> **Given instruction**: Identify and reproduce every line holding the string "data".

> **Material to process**:
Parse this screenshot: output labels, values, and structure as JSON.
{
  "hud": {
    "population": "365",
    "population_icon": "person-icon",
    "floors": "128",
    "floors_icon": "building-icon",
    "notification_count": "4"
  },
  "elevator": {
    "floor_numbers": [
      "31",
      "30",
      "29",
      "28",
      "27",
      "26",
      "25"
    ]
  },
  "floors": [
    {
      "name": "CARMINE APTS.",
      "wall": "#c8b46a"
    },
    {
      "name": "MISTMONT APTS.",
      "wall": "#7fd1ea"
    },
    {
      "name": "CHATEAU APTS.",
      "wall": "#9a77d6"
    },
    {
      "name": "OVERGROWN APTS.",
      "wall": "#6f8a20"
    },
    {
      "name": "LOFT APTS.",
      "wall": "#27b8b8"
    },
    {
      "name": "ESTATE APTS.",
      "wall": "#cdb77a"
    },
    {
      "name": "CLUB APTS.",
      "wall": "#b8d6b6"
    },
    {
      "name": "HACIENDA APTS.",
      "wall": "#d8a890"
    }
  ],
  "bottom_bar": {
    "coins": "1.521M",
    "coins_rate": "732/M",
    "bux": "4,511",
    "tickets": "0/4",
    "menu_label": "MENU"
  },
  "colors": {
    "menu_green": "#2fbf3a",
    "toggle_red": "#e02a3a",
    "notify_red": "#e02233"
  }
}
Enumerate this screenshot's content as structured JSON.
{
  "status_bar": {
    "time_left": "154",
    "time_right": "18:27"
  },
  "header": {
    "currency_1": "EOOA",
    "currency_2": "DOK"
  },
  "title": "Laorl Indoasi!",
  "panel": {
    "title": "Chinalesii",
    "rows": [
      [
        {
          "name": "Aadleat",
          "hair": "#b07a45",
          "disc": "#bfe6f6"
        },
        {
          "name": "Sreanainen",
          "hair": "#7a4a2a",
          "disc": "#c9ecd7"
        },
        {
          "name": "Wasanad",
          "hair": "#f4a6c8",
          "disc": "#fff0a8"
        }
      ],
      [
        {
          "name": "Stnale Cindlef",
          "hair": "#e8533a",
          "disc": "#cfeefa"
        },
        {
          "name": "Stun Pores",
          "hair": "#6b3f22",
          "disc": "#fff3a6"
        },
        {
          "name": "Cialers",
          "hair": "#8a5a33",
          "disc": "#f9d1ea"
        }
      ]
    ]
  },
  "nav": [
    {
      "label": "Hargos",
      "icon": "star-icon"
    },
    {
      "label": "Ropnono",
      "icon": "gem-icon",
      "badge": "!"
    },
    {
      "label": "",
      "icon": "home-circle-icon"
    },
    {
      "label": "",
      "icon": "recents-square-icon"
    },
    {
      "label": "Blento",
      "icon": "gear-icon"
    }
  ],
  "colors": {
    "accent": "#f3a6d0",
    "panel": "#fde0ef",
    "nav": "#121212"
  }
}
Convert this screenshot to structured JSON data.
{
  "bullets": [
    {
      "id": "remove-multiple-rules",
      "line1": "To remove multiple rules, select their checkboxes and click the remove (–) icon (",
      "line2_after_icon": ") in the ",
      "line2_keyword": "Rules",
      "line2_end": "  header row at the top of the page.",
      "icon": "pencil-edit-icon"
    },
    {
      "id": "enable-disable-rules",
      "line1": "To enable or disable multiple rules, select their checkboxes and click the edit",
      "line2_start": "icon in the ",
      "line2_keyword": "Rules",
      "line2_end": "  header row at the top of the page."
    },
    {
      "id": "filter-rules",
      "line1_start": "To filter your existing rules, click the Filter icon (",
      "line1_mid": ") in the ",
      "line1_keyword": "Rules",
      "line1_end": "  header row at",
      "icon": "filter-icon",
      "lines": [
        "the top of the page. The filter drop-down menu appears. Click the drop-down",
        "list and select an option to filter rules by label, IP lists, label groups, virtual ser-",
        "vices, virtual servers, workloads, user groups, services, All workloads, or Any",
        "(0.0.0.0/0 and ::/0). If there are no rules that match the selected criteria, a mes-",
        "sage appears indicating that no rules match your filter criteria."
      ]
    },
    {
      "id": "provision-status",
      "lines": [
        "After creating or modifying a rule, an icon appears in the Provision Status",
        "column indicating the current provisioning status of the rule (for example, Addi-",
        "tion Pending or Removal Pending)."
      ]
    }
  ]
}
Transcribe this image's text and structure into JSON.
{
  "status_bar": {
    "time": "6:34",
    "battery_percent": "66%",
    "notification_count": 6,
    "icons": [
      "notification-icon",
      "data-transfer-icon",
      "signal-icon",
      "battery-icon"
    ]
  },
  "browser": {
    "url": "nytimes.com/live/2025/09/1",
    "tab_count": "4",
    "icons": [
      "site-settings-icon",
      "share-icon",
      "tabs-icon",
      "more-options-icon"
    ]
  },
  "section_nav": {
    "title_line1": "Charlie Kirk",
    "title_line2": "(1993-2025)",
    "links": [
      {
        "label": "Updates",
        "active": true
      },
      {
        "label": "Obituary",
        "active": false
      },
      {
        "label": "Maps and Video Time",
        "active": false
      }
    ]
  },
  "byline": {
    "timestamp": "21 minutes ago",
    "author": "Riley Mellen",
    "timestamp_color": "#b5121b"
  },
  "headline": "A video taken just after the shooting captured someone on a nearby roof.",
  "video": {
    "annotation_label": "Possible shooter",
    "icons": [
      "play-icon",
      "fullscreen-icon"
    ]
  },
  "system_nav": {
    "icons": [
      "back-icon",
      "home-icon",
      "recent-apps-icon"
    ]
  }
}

> **Task answer**:
Convert this screenshot to structured JSON data.
      "data-transfer-icon",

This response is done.